_Set task_. The records below must be retyped exactly.

Records from a data collection:
+ + + +

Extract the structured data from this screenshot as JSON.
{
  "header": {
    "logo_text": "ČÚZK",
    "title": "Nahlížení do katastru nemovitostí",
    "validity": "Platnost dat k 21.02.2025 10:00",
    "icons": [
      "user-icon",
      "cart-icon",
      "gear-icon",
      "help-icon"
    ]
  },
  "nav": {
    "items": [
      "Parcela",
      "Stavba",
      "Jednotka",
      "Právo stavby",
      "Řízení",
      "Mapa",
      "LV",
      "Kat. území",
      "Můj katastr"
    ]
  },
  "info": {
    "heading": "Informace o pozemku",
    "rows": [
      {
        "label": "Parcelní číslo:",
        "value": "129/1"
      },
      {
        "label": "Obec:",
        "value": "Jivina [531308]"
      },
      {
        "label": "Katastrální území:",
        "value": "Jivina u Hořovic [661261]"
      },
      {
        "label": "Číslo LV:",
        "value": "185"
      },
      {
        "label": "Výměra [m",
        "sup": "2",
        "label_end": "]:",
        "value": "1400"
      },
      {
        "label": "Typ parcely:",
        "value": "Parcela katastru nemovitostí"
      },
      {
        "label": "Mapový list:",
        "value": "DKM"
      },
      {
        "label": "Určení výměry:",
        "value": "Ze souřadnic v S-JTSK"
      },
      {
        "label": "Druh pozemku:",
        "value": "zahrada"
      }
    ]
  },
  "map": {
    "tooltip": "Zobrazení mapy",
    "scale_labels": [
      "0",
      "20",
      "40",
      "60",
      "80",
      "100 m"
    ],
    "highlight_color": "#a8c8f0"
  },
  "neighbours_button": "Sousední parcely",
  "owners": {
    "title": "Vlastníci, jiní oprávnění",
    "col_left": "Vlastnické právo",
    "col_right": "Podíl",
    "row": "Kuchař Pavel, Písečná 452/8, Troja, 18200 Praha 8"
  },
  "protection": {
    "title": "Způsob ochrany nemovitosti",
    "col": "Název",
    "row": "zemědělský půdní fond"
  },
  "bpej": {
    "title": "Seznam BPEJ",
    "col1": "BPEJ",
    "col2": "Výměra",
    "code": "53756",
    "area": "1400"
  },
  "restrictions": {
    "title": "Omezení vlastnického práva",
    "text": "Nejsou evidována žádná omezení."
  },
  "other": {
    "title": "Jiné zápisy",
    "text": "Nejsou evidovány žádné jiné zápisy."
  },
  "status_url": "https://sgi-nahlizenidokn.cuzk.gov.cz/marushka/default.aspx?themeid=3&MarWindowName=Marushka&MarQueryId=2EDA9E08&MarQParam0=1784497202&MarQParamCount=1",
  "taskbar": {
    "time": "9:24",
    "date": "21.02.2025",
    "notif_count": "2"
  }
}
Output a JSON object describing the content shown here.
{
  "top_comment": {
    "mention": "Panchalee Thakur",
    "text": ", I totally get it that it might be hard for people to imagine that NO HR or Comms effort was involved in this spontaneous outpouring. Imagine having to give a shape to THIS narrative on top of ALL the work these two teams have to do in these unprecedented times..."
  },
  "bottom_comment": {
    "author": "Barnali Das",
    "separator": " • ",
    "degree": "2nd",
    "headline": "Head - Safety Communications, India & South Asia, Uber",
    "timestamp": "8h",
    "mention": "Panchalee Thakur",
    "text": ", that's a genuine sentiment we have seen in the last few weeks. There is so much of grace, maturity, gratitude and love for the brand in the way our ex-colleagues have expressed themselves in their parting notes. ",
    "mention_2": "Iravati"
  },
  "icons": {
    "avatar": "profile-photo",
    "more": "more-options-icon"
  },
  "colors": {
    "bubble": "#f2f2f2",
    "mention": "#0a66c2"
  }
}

+ + + +

_Exercise response_.
Extract the structured data from this screenshot as JSON.
{
  "header": {
    "logo_text": "ČÚZK",
    "title": "Nahlížení do katastru nemovitostí",
    "validity": "Platnost dat k 21.02.2025 10:00",
    "icons": [
      "user-icon",
      "cart-icon",
      "gear-icon",
      "help-icon"
    ]
  },
  "nav": {
    "items": [
      "Parcela",
      "Stavba",
      "Jednotka",
      "Právo stavby",
      "Řízení",
      "Mapa",
      "LV",
      "Kat. území",
      "Můj katastr"
    ]
  },
  "info": {
    "heading": "Informace o pozemku",
    "rows": [
      {
        "label": "Parcelní číslo:",
        "value": "129/1"
      },
      {
        "label": "Obec:",
        "value": "Jivina [531308]"
      },
      {
        "label": "Katastrální území:",
        "value": "Jivina u Hořovic [661261]"
      },
      {
        "label": "Číslo LV:",
        "value": "185"
      },
      {
        "label": "Výměra [m",
        "sup": "2",
        "label_end": "]:",
        "value": "1400"
      },
      {
        "label": "Typ parcely:",
        "value": "Parcela katastru nemovitostí"
      },
      {
        "label": "Mapový list:",
        "value": "DKM"
      },
      {
        "label": "Určení výměry:",
        "value": "Ze souřadnic v S-JTSK"
      },
      {
        "label": "Druh pozemku:",
        "value": "zahrada"
      }
    ]
  },
  "map": {
    "tooltip": "Zobrazení mapy",
    "scale_labels": [
      "0",
      "20",
      "40",
      "60",
      "80",
      "100 m"
    ],
    "highlight_color": "#a8c8f0"
  },
  "neighbours_button": "Sousední parcely",
  "owners": {
    "title": "Vlastníci, jiní oprávnění",
    "col_left": "Vlastnické právo",
    "col_right": "Podíl",
    "row": "Kuchař Pavel, Písečná 452/8, Troja, 18200 Praha 8"
  },
  "protection": {
    "title": "Způsob ochrany nemovitosti",
    "col": "Název",
    "row": "zemědělský půdní fond"
  },
  "bpej": {
    "title": "Seznam BPEJ",
    "col1": "BPEJ",
    "col2": "Výměra",
    "code": "53756",
    "area": "1400"
  },
  "restrictions": {
    "title": "Omezení vlastnického práva",
    "text": "Nejsou evidována žádná omezení."
  },
  "other": {
    "title": "Jiné zápisy",
    "text": "Nejsou evidovány žádné jiné zápisy."
  },
  "status_url": "https://sgi-nahlizenidokn.cuzk.gov.cz/marushka/default.aspx?themeid=3&MarWindowName=Marushka&MarQueryId=2EDA9E08&MarQParam0=1784497202&MarQParamCount=1",
  "taskbar": {
    "time": "9:24",
    "date": "21.02.2025",
    "notif_count": "2"
  }
}
Output a JSON object describing the content shown here.
{
  "top_comment": {
    "mention": "Panchalee Thakur",
    "text": ", I totally get it that it might be hard for people to imagine that NO HR or Comms effort was involved in this spontaneous outpouring. Imagine having to give a shape to THIS narrative on top of ALL the work these two teams have to do in these unprecedented times..."
  },
  "bottom_comment": {
    "author": "Barnali Das",
    "separator": " • ",
    "degree": "2nd",
    "headline": "Head - Safety Communications, India & South Asia, Uber",
    "timestamp": "8h",
    "mention": "Panchalee Thakur",
    "text": ", that's a genuine sentiment we have seen in the last few weeks. There is so much of grace, maturity, gratitude and love for the brand in the way our ex-colleagues have expressed themselves in their parting notes. ",
    "mention_2": "Iravati"
  },
  "icons": {
    "avatar": "profile-photo",
    "more": "more-options-icon"
  },
  "colors": {
    "bubble": "#f2f2f2",
    "mention": "#0a66c2"
  }
}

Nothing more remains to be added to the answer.